◆ **Fragmento seleccionado**
:::::

Por las presuntas irregularidades que se habrían presentado durante la ejecución de un contrato, la Procuraduría General abrió una indagación preliminar en la Unidad para la Atención y Reparación Integral a las Víctimas.
Los hechos se refieren a la contratación pública en el marco de un convenio suscrito por el mencionado organismo -el cual es encargado de brindar atención, apoyo y reparación a las víctimas del conflicto armado en Colombia- con una empresa especializada en externalizar procesos de negocio.

La indagación cita que, presuntamente, en el desarrollo de esta contratación se estarían presentando hechos presuntamente irregulares en el manejo de personal, posible desviación de poder, extralimitación de funciones, coadministración indebida y vulneración de derechos laborales.
Los hechos datan de 2025 cuando se radicó una queja que advertía, entre otras situaciones, la presunta toma de decisiones administrativas y contractuales de extrema gravedad como la “sustitución de más del 80 % del personal operativo y jurídico, sin evidencia de evaluaciones técnicas objetivas, matrices de desempeño, informes de auditoría o criterios de mérito documentados”.

:::::

◆ **Acciones por realizar**
1/ Traduce al inglés la siguiente oración del texto sobre la indagación de la Procuraduría: "Por las presuntas irregularidades que se habrían presentado durante la ejecución de un contrato, la Procuraduría General abrió una indagación preliminar en la Unidad para la Atención y Reparación Integral a las Víctimas."
2/ Extrae sin cambios del texto sobre la indagación de la Procuraduría el fragmento que va desde "Los hechos se" hasta "de derechos laborales.", con ambos extremos incluidos.

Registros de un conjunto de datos
:::::

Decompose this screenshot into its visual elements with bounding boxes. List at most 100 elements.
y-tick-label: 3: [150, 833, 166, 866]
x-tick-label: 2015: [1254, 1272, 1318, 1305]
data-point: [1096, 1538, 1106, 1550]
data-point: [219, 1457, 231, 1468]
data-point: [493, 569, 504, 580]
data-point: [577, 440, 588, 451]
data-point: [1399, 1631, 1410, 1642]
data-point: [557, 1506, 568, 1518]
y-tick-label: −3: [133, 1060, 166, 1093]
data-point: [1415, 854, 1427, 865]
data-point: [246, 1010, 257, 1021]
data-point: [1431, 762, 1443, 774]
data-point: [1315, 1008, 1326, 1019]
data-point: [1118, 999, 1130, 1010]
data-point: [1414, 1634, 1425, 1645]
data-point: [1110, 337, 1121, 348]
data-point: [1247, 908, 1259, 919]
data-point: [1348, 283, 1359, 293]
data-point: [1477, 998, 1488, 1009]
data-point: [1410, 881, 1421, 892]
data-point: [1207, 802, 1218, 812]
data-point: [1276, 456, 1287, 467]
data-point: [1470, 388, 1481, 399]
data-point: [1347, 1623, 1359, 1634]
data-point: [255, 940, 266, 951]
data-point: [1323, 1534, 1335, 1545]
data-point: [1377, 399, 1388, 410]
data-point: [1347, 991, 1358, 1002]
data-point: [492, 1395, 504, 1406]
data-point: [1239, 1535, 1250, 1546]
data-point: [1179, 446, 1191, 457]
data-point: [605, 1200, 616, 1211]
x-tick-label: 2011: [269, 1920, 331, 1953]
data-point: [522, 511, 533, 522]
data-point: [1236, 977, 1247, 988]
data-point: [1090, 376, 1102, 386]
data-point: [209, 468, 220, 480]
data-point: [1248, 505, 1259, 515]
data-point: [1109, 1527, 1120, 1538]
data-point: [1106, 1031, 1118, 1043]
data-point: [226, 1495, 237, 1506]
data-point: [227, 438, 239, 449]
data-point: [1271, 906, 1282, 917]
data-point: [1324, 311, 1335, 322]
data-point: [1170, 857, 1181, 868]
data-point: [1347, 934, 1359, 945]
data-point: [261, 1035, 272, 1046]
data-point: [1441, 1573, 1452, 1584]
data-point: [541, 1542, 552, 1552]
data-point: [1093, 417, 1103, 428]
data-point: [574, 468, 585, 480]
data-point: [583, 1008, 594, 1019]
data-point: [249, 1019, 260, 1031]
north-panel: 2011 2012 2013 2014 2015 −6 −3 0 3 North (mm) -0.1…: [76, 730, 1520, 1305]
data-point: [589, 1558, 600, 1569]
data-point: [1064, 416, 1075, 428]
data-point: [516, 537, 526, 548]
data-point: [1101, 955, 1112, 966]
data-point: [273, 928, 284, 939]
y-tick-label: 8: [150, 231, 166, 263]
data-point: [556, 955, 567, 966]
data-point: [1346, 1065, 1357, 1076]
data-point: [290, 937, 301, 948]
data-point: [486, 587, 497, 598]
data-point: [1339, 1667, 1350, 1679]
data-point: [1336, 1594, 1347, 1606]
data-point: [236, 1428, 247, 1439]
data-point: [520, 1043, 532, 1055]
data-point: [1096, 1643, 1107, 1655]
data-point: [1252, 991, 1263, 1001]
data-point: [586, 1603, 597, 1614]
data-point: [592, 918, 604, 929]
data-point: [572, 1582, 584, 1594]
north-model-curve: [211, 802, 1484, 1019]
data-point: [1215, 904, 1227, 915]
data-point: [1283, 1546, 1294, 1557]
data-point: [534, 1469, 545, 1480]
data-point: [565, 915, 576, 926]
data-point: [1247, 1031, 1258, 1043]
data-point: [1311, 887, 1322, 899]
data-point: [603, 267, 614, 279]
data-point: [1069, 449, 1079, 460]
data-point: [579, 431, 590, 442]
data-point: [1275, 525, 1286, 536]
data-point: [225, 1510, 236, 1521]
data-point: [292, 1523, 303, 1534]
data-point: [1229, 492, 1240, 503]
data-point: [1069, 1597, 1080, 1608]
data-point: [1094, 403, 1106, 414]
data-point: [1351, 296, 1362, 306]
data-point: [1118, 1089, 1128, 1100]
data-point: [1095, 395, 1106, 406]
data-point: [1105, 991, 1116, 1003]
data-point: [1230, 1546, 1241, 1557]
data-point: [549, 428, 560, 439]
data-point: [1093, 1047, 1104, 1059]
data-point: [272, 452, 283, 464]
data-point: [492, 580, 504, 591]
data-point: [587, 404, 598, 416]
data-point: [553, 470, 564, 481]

:::::

◆ **Respuestas por número**
1/ Over the alleged irregularities that may have occurred during the performance of a contract, the Office of the Inspector General opened a preliminary inquiry at the Unit for Comprehensive Care and Reparation for Victims.

2/
Los hechos se refieren a la contratación pública en el marco de un convenio suscrito por el mencionado organismo -el cual es encargado de brindar atención, apoyo y reparación a las víctimas del conflicto armado en Colombia- con una empresa especializada en externalizar procesos de negocio.

La indagación cita que, presuntamente, en el desarrollo de esta contratación se estarían presentando hechos presuntamente irregulares en el manejo de personal, posible desviación de poder, extralimitación de funciones, coadministración indebida y vulneración de derechos laborales.